(Entries taken from a collection)
——————————
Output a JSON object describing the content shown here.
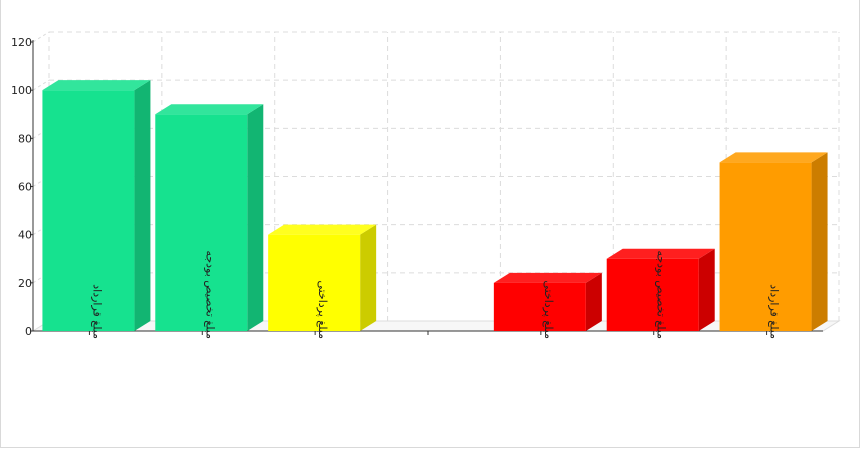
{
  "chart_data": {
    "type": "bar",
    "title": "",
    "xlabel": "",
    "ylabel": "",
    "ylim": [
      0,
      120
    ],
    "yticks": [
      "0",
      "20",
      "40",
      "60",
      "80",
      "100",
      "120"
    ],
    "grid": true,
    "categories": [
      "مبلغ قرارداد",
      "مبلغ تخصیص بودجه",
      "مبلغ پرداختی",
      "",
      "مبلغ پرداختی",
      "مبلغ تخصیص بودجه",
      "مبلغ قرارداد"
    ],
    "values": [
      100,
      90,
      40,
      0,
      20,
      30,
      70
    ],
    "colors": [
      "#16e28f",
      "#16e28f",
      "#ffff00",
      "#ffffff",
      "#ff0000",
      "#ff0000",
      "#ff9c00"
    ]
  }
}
——————————
▶ [Do this]:
Output the material word for word, omitting its pictures.

▶ [Response below]:
Output a JSON object describing the content shown here.
{
  "chart_data": {
    "type": "bar",
    "title": "",
    "xlabel": "",
    "ylabel": "",
    "ylim": [
      0,
      120
    ],
    "yticks": [
      "0",
      "20",
      "40",
      "60",
      "80",
      "100",
      "120"
    ],
    "grid": true,
    "categories": [
      "مبلغ قرارداد",
      "مبلغ تخصیص بودجه",
      "مبلغ پرداختی",
      "",
      "مبلغ پرداختی",
      "مبلغ تخصیص بودجه",
      "مبلغ قرارداد"
    ],
    "values": [
      100,
      90,
      40,
      0,
      20,
      30,
      70
    ],
    "colors": [
      "#16e28f",
      "#16e28f",
      "#ffff00",
      "#ffffff",
      "#ff0000",
      "#ff0000",
      "#ff9c00"
    ]
  }
}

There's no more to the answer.